*** ENTRIES SUPPLIED ***

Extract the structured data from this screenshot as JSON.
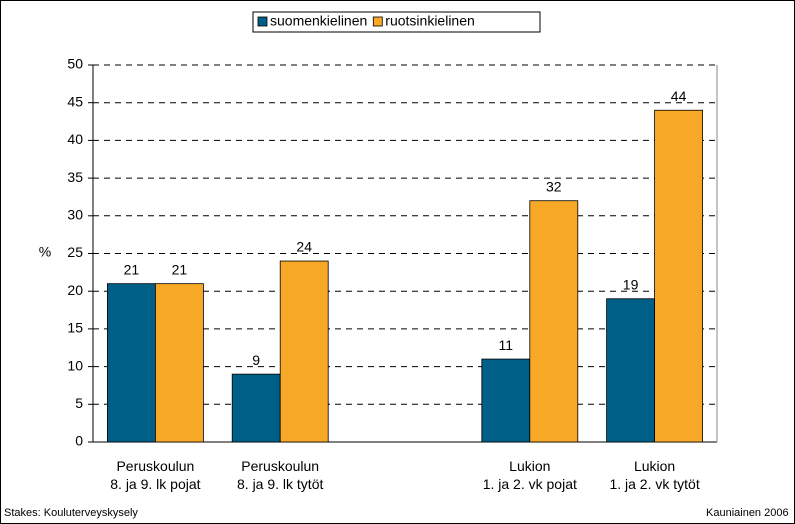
{
  "chart_data": {
    "type": "bar",
    "categories": [
      "Peruskoulun\n8. ja 9. lk pojat",
      "Peruskoulun\n8. ja 9. lk tytöt",
      null,
      "Lukion\n1. ja 2. vk pojat",
      "Lukion\n1. ja 2. vk tytöt"
    ],
    "series": [
      {
        "name": "suomenkielinen",
        "color": "#005f87",
        "values": [
          21,
          9,
          null,
          11,
          19
        ]
      },
      {
        "name": "ruotsinkielinen",
        "color": "#f8a827",
        "values": [
          21,
          24,
          null,
          32,
          44
        ]
      }
    ],
    "ylabel": "%",
    "ylim": [
      0,
      50
    ],
    "yticks": [
      0,
      5,
      10,
      15,
      20,
      25,
      30,
      35,
      40,
      45,
      50
    ],
    "grid": true,
    "legend": "top",
    "source": "Stakes: Kouluterveyskysely",
    "footer": "Kauniainen 2006"
  }
}
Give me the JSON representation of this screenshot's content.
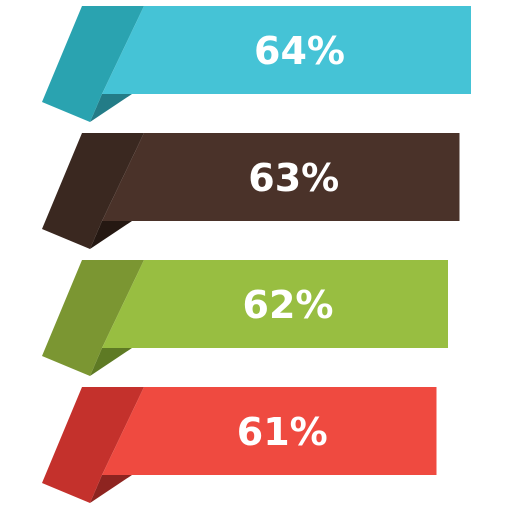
{
  "chart_data": {
    "type": "bar",
    "orientation": "horizontal",
    "categories": [
      "",
      "",
      "",
      ""
    ],
    "values": [
      64,
      63,
      62,
      61
    ],
    "unit": "%",
    "labels": [
      "64%",
      "63%",
      "62%",
      "61%"
    ],
    "colors": {
      "main": [
        "#45C3D6",
        "#4A3229",
        "#98BE41",
        "#EF4A40"
      ],
      "fold": [
        "#2AA3B0",
        "#3A2820",
        "#7B9632",
        "#C4312C"
      ],
      "shadow": [
        "#237C87",
        "#251812",
        "#5E7A24",
        "#8E2420"
      ]
    },
    "grid": false,
    "legend": "none"
  }
}
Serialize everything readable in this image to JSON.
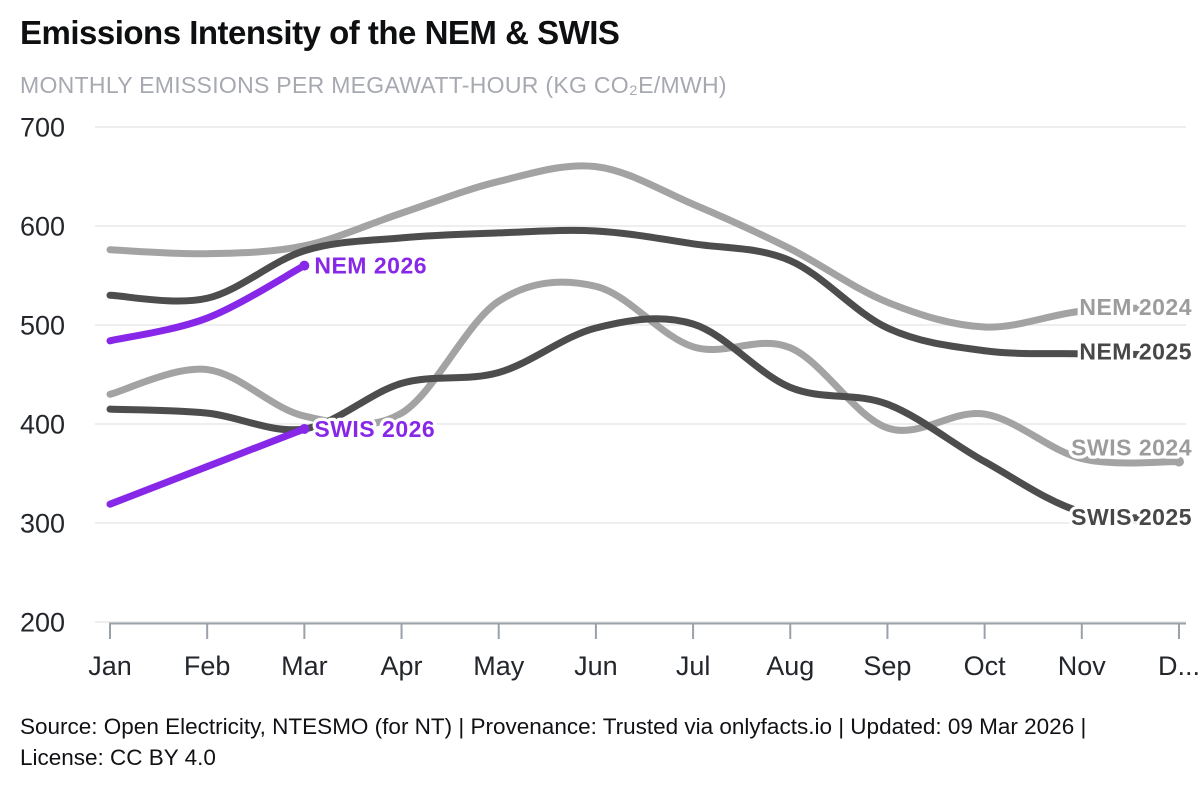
{
  "header": {
    "title": "Emissions Intensity of the NEM & SWIS",
    "subtitle": "MONTHLY EMISSIONS PER MEGAWATT-HOUR (KG CO₂E/MWH)"
  },
  "footer": {
    "text": "Source: Open Electricity, NTESMO (for NT) | Provenance: Trusted via onlyfacts.io | Updated: 09 Mar 2026 | License: CC BY 4.0"
  },
  "chart_data": {
    "type": "line",
    "title": "Emissions Intensity of the NEM & SWIS",
    "subtitle": "MONTHLY EMISSIONS PER MEGAWATT-HOUR (KG CO₂E/MWH)",
    "x_labels": [
      "Jan",
      "Feb",
      "Mar",
      "Apr",
      "May",
      "Jun",
      "Jul",
      "Aug",
      "Sep",
      "Oct",
      "Nov",
      "D..."
    ],
    "y_ticks": [
      700,
      600,
      500,
      400,
      300,
      200
    ],
    "ylim": [
      200,
      700
    ],
    "grid": "horizontal",
    "legend_position": "inline-labels",
    "style": {
      "grid_color": "#e8e8e8",
      "axis_color": "#9aa1a9",
      "axis_text_color": "#23262b",
      "light_gray": "#a3a3a3",
      "dark_gray": "#4d4d4d",
      "accent_purple": "#8727e8"
    },
    "series": [
      {
        "id": "nem-2024",
        "name": "NEM 2024",
        "color": "#a3a3a3",
        "label_color": "#9c9c9c",
        "label_side": "right",
        "label_dy": 0,
        "values": [
          576,
          572,
          580,
          613,
          645,
          660,
          622,
          577,
          523,
          498,
          514,
          518
        ]
      },
      {
        "id": "nem-2025",
        "name": "NEM 2025",
        "color": "#4d4d4d",
        "label_color": "#474747",
        "label_side": "right",
        "label_dy": -3,
        "values": [
          530,
          527,
          575,
          588,
          593,
          595,
          582,
          565,
          497,
          474,
          471,
          470
        ]
      },
      {
        "id": "swis-2024",
        "name": "SWIS 2024",
        "color": "#a3a3a3",
        "label_color": "#9c9c9c",
        "label_side": "right",
        "label_dy": -14,
        "values": [
          430,
          455,
          408,
          411,
          524,
          539,
          478,
          477,
          396,
          410,
          365,
          362
        ]
      },
      {
        "id": "swis-2025",
        "name": "SWIS 2025",
        "color": "#4d4d4d",
        "label_color": "#474747",
        "label_side": "right",
        "label_dy": 0,
        "values": [
          415,
          411,
          395,
          441,
          452,
          497,
          501,
          437,
          420,
          362,
          311,
          306
        ]
      },
      {
        "id": "nem-2026",
        "name": "NEM 2026",
        "color": "#8727e8",
        "label_color": "#8727e8",
        "label_side": "end",
        "label_dy": 0,
        "values": [
          484,
          507,
          560
        ]
      },
      {
        "id": "swis-2026",
        "name": "SWIS 2026",
        "color": "#8727e8",
        "label_color": "#8727e8",
        "label_side": "end",
        "label_dy": 0,
        "values": [
          319,
          357,
          395
        ]
      }
    ]
  }
}
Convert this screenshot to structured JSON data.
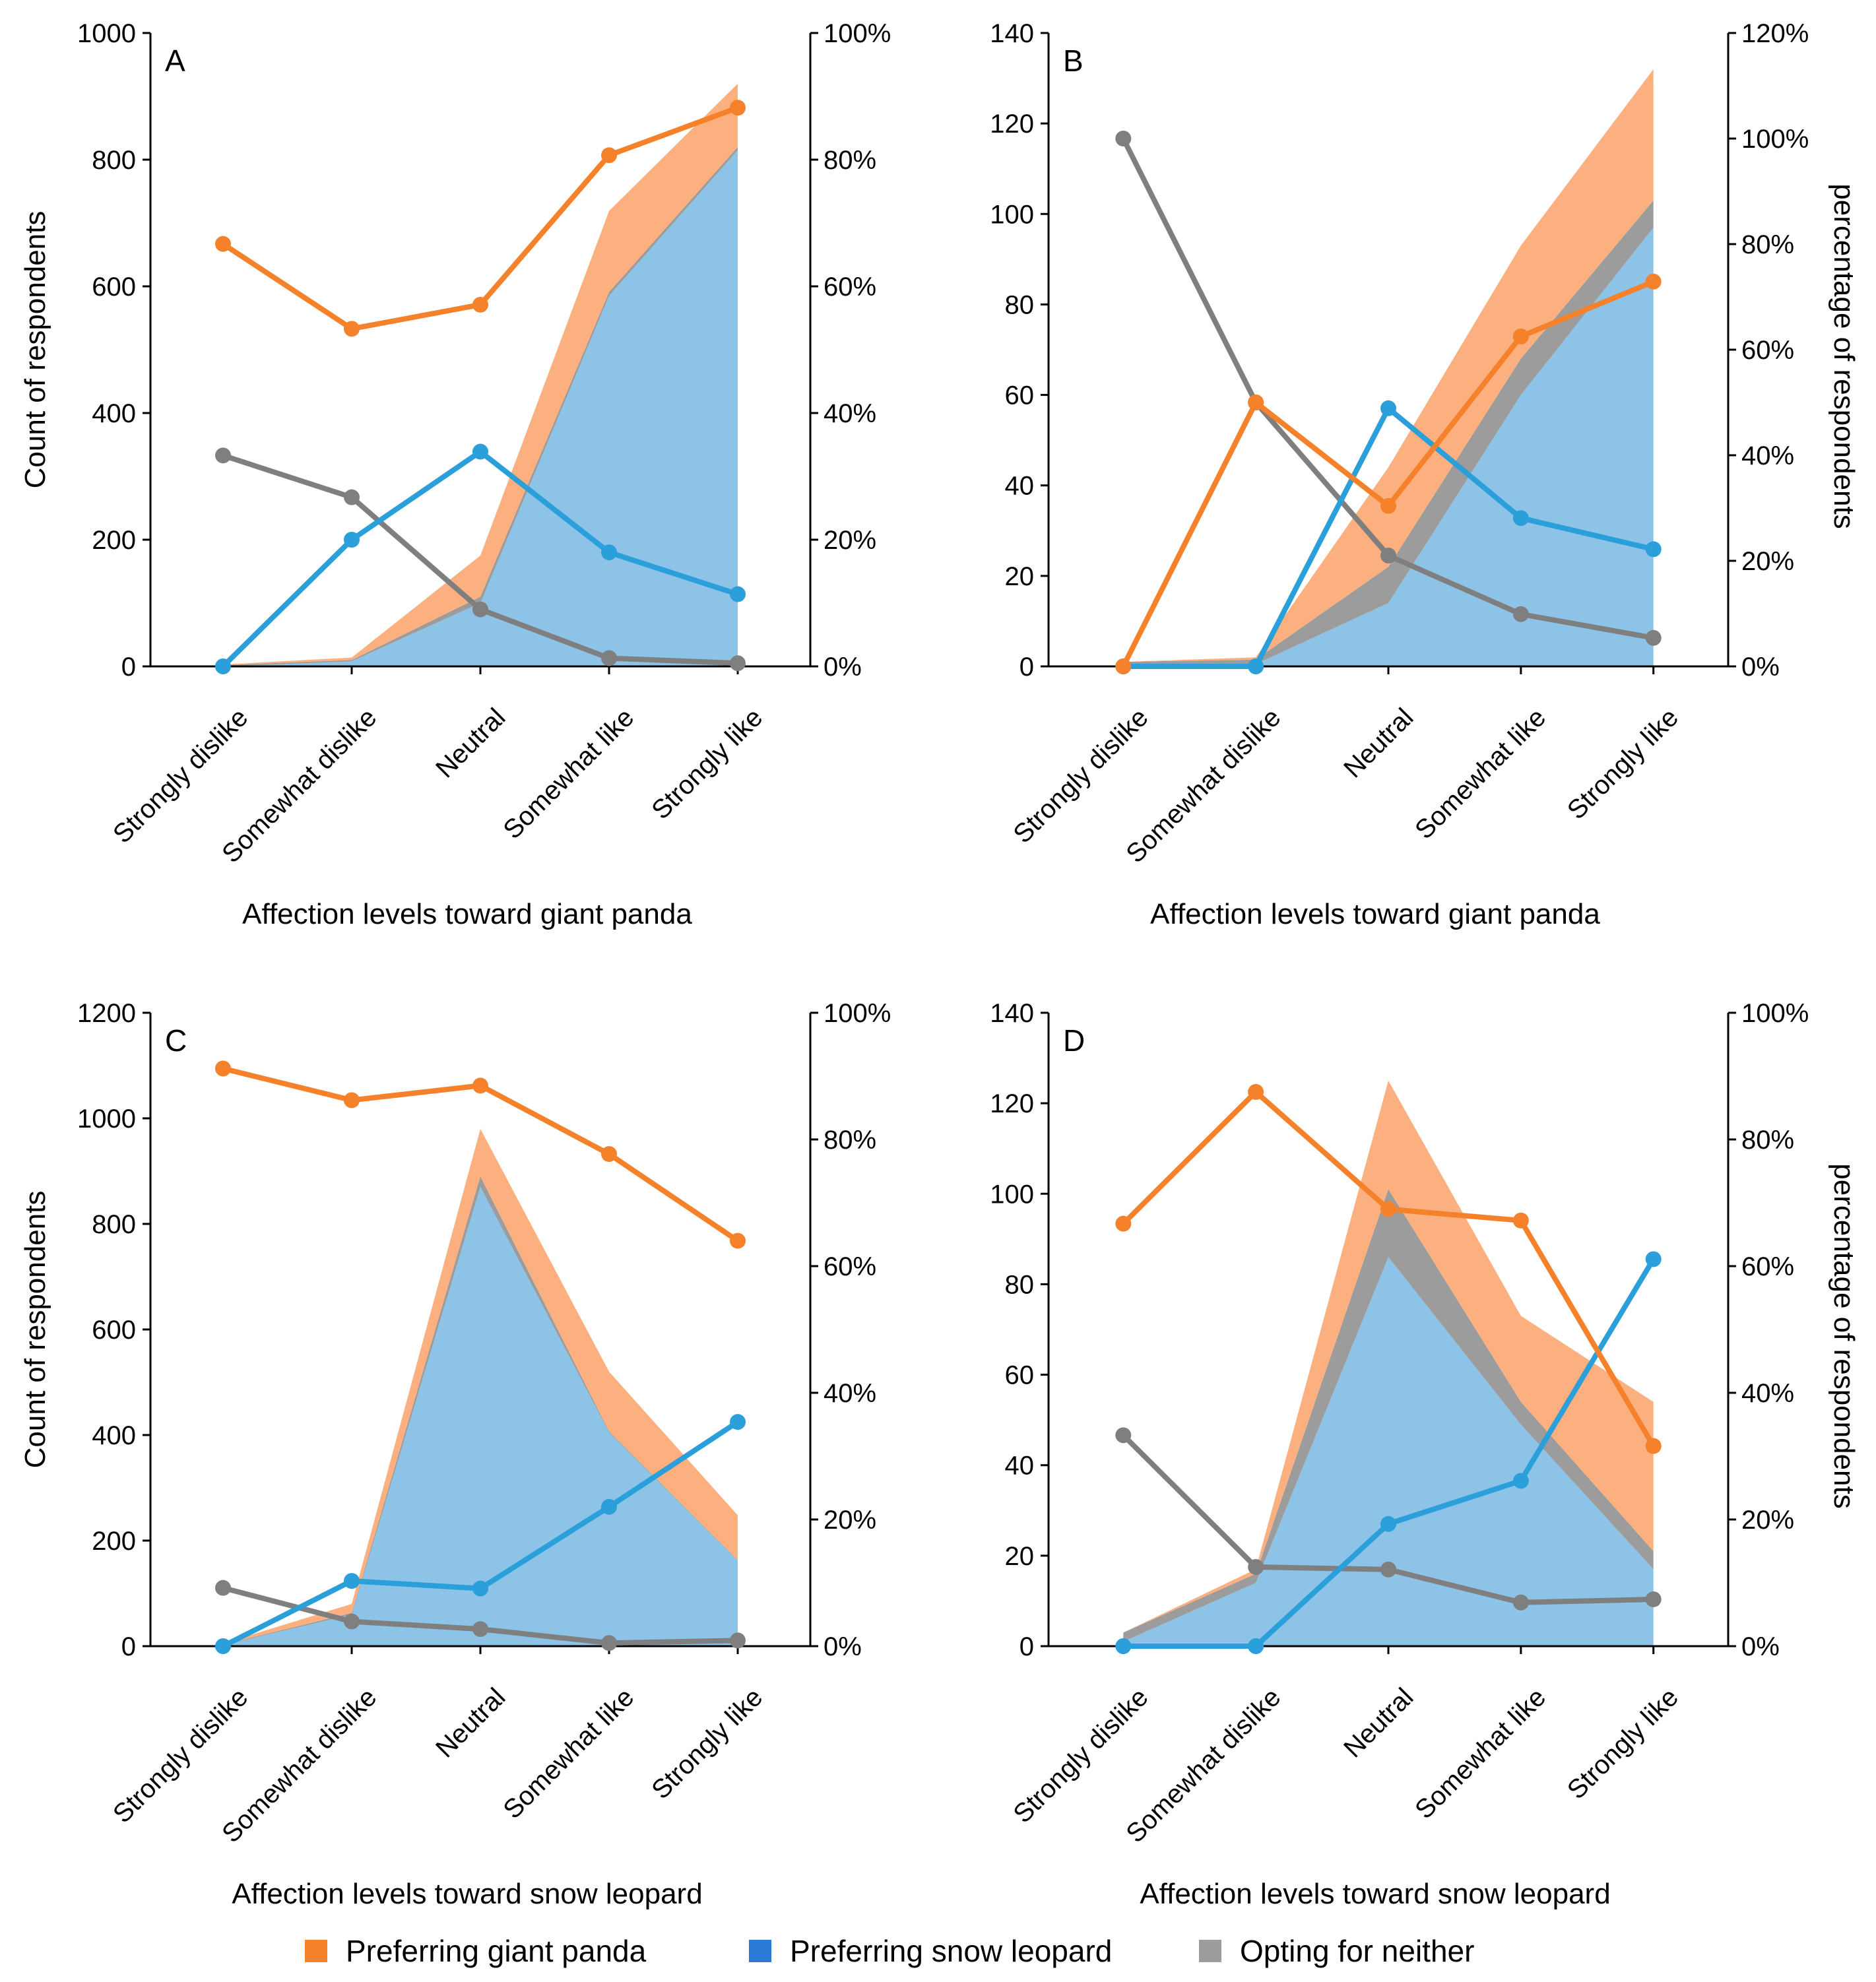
{
  "colors": {
    "panda": "#F5822A",
    "panda_area": "#FDB07F",
    "leopard": "#2A9FDA",
    "leopard_area": "#8CC3E6",
    "neither": "#7F7F7F",
    "neither_area": "#9C9C9C",
    "legend_leopard": "#2A7BD6",
    "legend_neither": "#9C9C9C"
  },
  "legend": {
    "panda_label": "Preferring giant panda",
    "leopard_label": "Preferring snow leopard",
    "neither_label": "Opting for neither"
  },
  "chart_data": [
    {
      "panel": "A",
      "type": "area",
      "categories": [
        "Strongly dislike",
        "Somewhat dislike",
        "Neutral",
        "Somewhat like",
        "Strongly like"
      ],
      "xlabel": "Affection levels toward giant panda",
      "ylabel_left": "Count of respondents",
      "ylabel_right": "",
      "ylim_left": [
        0,
        1000
      ],
      "yticks_left": [
        0,
        200,
        400,
        600,
        800,
        1000
      ],
      "yticklabels_left": [
        "0",
        "200",
        "400",
        "600",
        "800",
        "1000"
      ],
      "ylim_right": [
        0,
        100
      ],
      "yticks_right": [
        0,
        20,
        40,
        60,
        80,
        100
      ],
      "yticklabels_right": [
        "0%",
        "20%",
        "40%",
        "60%",
        "80%",
        "100%"
      ],
      "count_series": [
        {
          "name": "Preferring snow leopard",
          "values": [
            0,
            8,
            100,
            585,
            815
          ]
        },
        {
          "name": "Opting for neither",
          "values": [
            2,
            2,
            10,
            6,
            5
          ]
        },
        {
          "name": "Preferring giant panda",
          "values": [
            1,
            4,
            65,
            128,
            100
          ]
        }
      ],
      "percent_series": [
        {
          "name": "Preferring giant panda",
          "values": [
            66.7,
            53.3,
            57.1,
            80.7,
            88.2
          ]
        },
        {
          "name": "Preferring snow leopard",
          "values": [
            0,
            20,
            33.9,
            18,
            11.4
          ]
        },
        {
          "name": "Opting for neither",
          "values": [
            33.3,
            26.7,
            9,
            1.3,
            0.5
          ]
        }
      ]
    },
    {
      "panel": "B",
      "type": "area",
      "categories": [
        "Strongly dislike",
        "Somewhat dislike",
        "Neutral",
        "Somewhat like",
        "Strongly like"
      ],
      "xlabel": "Affection levels toward giant panda",
      "ylabel_left": "",
      "ylabel_right": "percentage of respondents",
      "ylim_left": [
        0,
        140
      ],
      "yticks_left": [
        0,
        20,
        40,
        60,
        80,
        100,
        120,
        140
      ],
      "yticklabels_left": [
        "0",
        "20",
        "40",
        "60",
        "80",
        "100",
        "120",
        "140"
      ],
      "ylim_right": [
        0,
        120
      ],
      "yticks_right": [
        0,
        20,
        40,
        60,
        80,
        100,
        120
      ],
      "yticklabels_right": [
        "0%",
        "20%",
        "40%",
        "60%",
        "80%",
        "100%",
        "120%"
      ],
      "count_series": [
        {
          "name": "Preferring snow leopard",
          "values": [
            0,
            0.5,
            14,
            60,
            97
          ]
        },
        {
          "name": "Opting for neither",
          "values": [
            1,
            1,
            8,
            8,
            6
          ]
        },
        {
          "name": "Preferring giant panda",
          "values": [
            0,
            0.5,
            22,
            25,
            29
          ]
        }
      ],
      "percent_series": [
        {
          "name": "Preferring giant panda",
          "values": [
            0,
            50,
            30.4,
            62.5,
            72.9
          ]
        },
        {
          "name": "Preferring snow leopard",
          "values": [
            0,
            0,
            48.9,
            28.1,
            22.2
          ]
        },
        {
          "name": "Opting for neither",
          "values": [
            100,
            50,
            21,
            9.9,
            5.4
          ]
        }
      ]
    },
    {
      "panel": "C",
      "type": "area",
      "categories": [
        "Strongly dislike",
        "Somewhat dislike",
        "Neutral",
        "Somewhat like",
        "Strongly like"
      ],
      "xlabel": "Affection levels toward snow leopard",
      "ylabel_left": "Count of respondents",
      "ylabel_right": "",
      "ylim_left": [
        0,
        1200
      ],
      "yticks_left": [
        0,
        200,
        400,
        600,
        800,
        1000,
        1200
      ],
      "yticklabels_left": [
        "0",
        "200",
        "400",
        "600",
        "800",
        "1000",
        "1200"
      ],
      "ylim_right": [
        0,
        100
      ],
      "yticks_right": [
        0,
        20,
        40,
        60,
        80,
        100
      ],
      "yticklabels_right": [
        "0%",
        "20%",
        "40%",
        "60%",
        "80%",
        "100%"
      ],
      "count_series": [
        {
          "name": "Preferring snow leopard",
          "values": [
            2,
            60,
            870,
            405,
            162
          ]
        },
        {
          "name": "Opting for neither",
          "values": [
            1,
            3,
            20,
            2,
            1
          ]
        },
        {
          "name": "Preferring giant panda",
          "values": [
            2,
            17,
            90,
            113,
            85
          ]
        }
      ],
      "percent_series": [
        {
          "name": "Preferring giant panda",
          "values": [
            91.2,
            86.2,
            88.5,
            77.7,
            64
          ]
        },
        {
          "name": "Preferring snow leopard",
          "values": [
            0,
            10.3,
            9.1,
            22,
            35.4
          ]
        },
        {
          "name": "Opting for neither",
          "values": [
            9.2,
            3.9,
            2.7,
            0.5,
            0.9
          ]
        }
      ]
    },
    {
      "panel": "D",
      "type": "area",
      "categories": [
        "Strongly dislike",
        "Somewhat dislike",
        "Neutral",
        "Somewhat like",
        "Strongly like"
      ],
      "xlabel": "Affection levels toward snow leopard",
      "ylabel_left": "",
      "ylabel_right": "percentage of respondents",
      "ylim_left": [
        0,
        140
      ],
      "yticks_left": [
        0,
        20,
        40,
        60,
        80,
        100,
        120,
        140
      ],
      "yticklabels_left": [
        "0",
        "20",
        "40",
        "60",
        "80",
        "100",
        "120",
        "140"
      ],
      "ylim_right": [
        0,
        100
      ],
      "yticks_right": [
        0,
        20,
        40,
        60,
        80,
        100
      ],
      "yticklabels_right": [
        "0%",
        "20%",
        "40%",
        "60%",
        "80%",
        "100%"
      ],
      "count_series": [
        {
          "name": "Preferring snow leopard",
          "values": [
            1,
            14,
            86,
            49,
            17
          ]
        },
        {
          "name": "Opting for neither",
          "values": [
            2,
            2,
            15,
            5,
            4
          ]
        },
        {
          "name": "Preferring giant panda",
          "values": [
            0,
            1,
            24,
            19,
            33
          ]
        }
      ],
      "percent_series": [
        {
          "name": "Preferring giant panda",
          "values": [
            66.7,
            87.5,
            69,
            67.2,
            31.6
          ]
        },
        {
          "name": "Preferring snow leopard",
          "values": [
            0,
            0,
            19.3,
            26.1,
            61.1
          ]
        },
        {
          "name": "Opting for neither",
          "values": [
            33.3,
            12.5,
            12.1,
            6.9,
            7.4
          ]
        }
      ]
    }
  ]
}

***

### WHAT THE TASK ASKS
Only a number is wanted here: how many lines in the data above include the string "MEGAWATT"?

### WRITTEN REPLY
2